[Entries from a dataset]

_ _ _ _

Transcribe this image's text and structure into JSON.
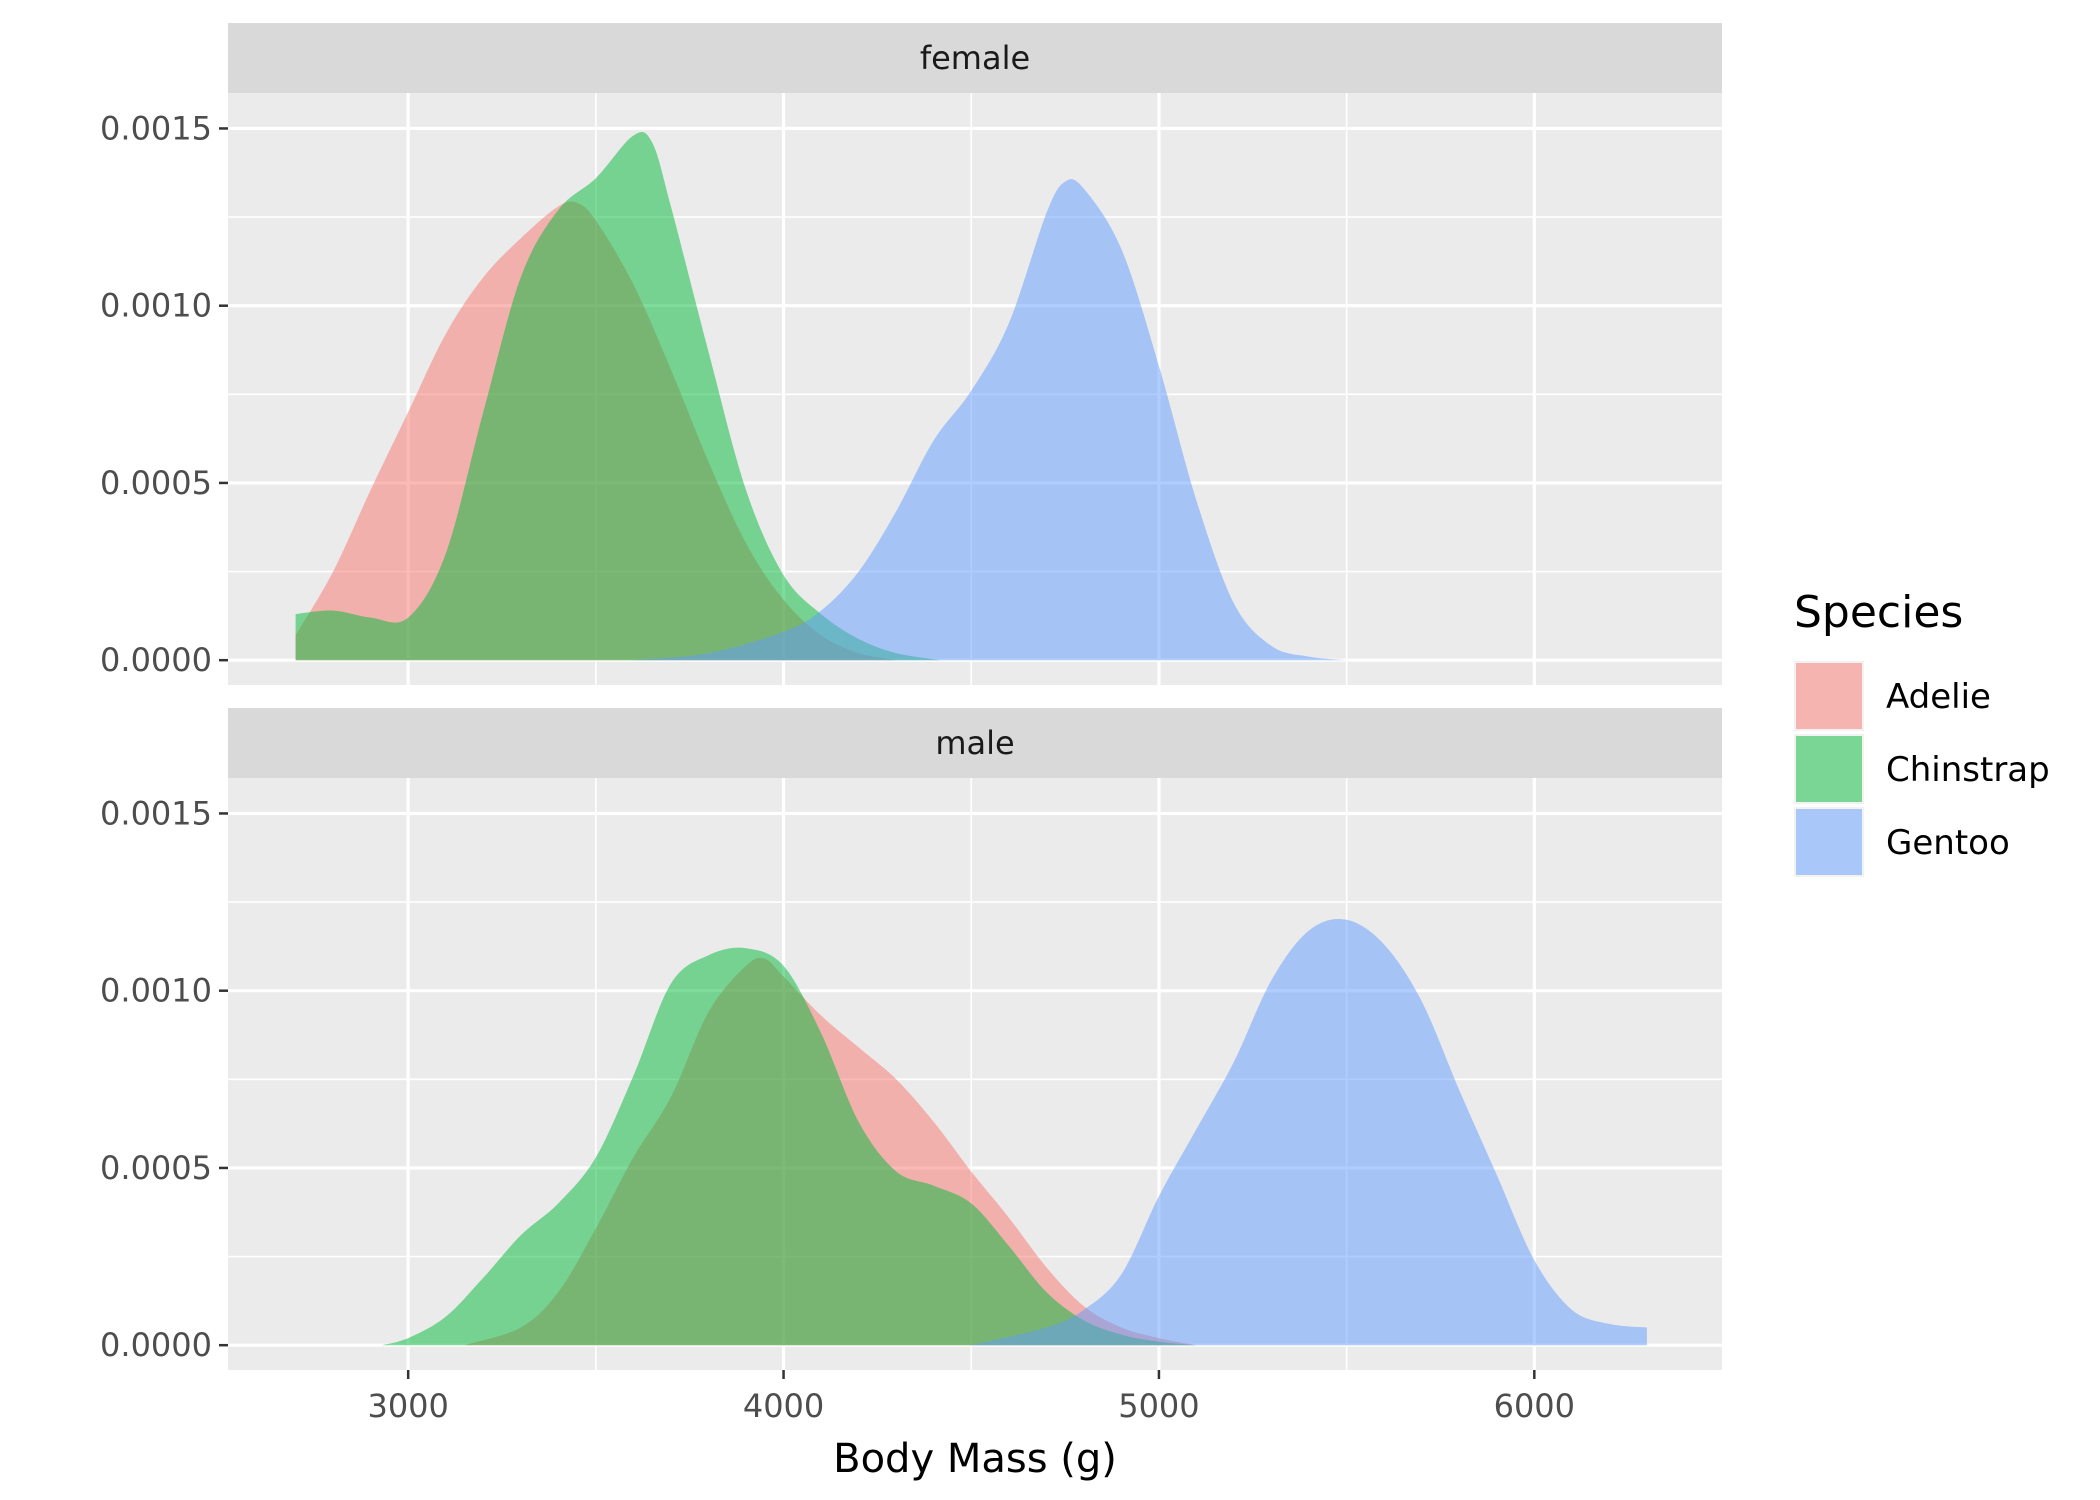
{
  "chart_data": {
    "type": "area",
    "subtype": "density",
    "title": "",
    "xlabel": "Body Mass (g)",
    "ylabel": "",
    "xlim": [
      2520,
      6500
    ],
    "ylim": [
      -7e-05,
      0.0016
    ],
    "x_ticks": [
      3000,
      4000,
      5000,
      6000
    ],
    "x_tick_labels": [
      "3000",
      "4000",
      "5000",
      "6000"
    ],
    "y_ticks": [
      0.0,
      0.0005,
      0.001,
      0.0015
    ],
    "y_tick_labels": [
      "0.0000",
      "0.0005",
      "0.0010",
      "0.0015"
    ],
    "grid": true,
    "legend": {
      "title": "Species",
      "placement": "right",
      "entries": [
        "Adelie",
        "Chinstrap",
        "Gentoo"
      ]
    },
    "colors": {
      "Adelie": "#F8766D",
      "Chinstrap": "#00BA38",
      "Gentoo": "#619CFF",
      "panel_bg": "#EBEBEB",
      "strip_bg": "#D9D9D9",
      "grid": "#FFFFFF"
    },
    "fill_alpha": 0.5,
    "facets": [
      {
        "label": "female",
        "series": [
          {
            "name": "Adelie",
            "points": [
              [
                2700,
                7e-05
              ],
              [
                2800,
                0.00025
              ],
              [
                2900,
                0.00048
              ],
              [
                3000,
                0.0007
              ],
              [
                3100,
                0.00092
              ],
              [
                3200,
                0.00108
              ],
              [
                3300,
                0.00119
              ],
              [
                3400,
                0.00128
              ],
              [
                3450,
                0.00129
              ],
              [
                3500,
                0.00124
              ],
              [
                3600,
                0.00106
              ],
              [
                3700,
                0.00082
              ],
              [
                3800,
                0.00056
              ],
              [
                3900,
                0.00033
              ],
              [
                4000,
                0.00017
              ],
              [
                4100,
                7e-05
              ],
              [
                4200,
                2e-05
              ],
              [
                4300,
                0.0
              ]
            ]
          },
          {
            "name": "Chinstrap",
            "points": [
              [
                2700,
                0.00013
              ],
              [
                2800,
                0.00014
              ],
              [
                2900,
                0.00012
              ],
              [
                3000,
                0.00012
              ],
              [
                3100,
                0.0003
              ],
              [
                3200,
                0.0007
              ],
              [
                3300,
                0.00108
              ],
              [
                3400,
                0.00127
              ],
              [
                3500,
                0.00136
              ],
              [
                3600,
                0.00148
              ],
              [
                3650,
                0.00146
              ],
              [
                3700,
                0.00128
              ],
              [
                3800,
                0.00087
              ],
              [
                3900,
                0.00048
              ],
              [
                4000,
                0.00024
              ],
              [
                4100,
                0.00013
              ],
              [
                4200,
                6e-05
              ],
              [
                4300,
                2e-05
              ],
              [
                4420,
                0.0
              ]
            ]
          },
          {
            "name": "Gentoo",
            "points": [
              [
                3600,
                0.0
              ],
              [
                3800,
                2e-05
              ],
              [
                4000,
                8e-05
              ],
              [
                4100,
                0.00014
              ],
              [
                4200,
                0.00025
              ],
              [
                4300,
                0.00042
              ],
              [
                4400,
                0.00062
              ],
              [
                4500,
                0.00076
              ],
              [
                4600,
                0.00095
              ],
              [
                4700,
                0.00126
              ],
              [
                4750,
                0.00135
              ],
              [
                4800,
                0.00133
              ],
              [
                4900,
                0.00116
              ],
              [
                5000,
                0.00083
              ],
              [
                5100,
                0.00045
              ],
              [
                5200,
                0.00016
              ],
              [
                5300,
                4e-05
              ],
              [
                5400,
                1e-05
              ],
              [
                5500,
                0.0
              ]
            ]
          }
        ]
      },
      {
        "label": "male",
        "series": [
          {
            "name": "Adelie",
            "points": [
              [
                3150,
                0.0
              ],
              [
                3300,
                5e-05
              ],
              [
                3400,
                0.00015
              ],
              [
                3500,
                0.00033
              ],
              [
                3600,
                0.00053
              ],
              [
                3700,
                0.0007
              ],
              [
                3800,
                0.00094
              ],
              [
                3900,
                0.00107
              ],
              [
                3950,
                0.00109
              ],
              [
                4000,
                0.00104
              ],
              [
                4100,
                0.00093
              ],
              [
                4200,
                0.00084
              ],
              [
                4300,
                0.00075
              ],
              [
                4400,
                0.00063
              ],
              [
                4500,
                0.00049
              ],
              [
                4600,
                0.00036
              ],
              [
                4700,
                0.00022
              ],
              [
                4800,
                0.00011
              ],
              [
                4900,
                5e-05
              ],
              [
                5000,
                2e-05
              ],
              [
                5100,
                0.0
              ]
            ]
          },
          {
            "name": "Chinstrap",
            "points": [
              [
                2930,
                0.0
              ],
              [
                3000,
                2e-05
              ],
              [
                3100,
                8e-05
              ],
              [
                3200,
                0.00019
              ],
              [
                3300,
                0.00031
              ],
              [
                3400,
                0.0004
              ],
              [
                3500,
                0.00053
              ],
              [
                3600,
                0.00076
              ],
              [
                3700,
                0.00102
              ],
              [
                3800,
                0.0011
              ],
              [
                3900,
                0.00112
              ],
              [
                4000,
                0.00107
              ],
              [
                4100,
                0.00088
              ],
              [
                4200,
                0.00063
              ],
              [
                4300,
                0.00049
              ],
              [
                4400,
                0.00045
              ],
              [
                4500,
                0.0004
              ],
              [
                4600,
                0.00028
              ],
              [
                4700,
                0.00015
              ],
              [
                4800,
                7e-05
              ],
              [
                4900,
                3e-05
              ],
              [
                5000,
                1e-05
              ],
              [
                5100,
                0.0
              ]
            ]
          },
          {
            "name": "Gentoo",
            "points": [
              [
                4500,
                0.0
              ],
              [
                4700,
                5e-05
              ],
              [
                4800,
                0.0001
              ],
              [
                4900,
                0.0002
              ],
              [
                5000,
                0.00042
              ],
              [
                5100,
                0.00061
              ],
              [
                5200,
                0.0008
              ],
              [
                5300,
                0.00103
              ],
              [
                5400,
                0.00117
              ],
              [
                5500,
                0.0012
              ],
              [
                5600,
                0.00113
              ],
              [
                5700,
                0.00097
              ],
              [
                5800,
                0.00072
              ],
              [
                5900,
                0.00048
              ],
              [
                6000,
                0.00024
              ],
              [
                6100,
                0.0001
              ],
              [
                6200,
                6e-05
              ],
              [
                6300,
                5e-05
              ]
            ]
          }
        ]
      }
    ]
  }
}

_ _ _ _

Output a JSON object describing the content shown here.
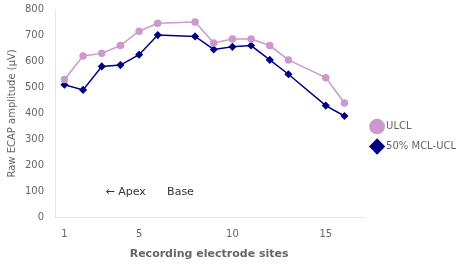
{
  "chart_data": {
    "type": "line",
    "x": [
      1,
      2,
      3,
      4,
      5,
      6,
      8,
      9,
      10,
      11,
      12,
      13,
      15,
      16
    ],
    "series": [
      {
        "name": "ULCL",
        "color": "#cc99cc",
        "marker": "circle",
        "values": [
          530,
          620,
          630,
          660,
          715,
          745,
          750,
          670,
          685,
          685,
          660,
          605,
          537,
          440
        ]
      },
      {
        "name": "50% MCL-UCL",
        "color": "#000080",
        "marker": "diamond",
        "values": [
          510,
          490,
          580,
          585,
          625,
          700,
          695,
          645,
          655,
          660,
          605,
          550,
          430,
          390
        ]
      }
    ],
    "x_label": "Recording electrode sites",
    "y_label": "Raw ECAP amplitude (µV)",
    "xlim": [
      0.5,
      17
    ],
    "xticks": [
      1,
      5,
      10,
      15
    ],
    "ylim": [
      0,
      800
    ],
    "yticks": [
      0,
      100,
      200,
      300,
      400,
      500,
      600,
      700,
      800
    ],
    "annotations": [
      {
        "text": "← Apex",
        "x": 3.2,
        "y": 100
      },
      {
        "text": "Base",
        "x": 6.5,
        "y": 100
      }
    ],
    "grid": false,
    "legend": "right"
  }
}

_ _ _ _

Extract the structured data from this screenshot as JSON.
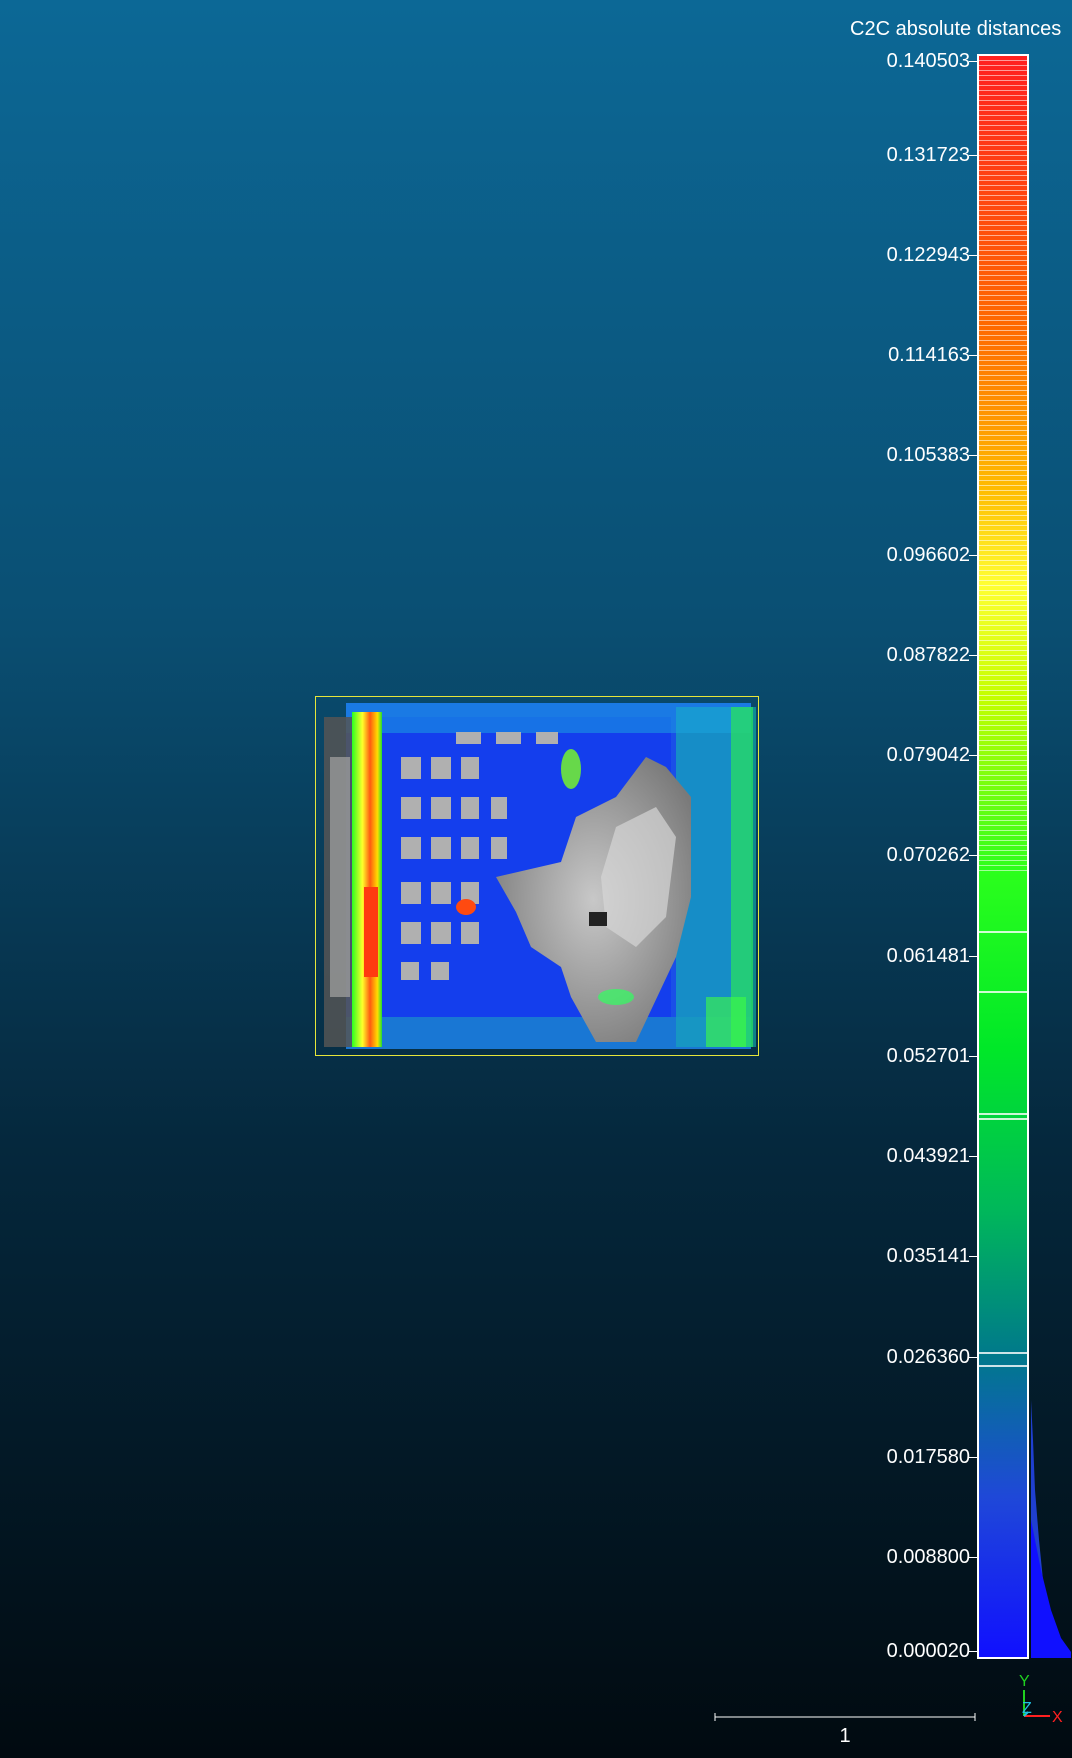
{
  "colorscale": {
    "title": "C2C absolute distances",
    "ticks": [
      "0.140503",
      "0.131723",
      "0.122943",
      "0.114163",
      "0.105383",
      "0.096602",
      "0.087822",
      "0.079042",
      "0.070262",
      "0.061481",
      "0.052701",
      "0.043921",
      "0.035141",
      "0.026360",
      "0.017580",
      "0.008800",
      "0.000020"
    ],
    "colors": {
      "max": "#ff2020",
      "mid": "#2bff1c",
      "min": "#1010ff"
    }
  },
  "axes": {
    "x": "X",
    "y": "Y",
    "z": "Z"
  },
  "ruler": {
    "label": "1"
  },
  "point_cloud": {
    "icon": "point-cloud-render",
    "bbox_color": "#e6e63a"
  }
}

_ _ _ _

Go through the data and gather every line that holds "this".

◆ **Task solution**
Transcribe this image's text and structure into JSON.
Extract the structured data from this screenshot as JSON.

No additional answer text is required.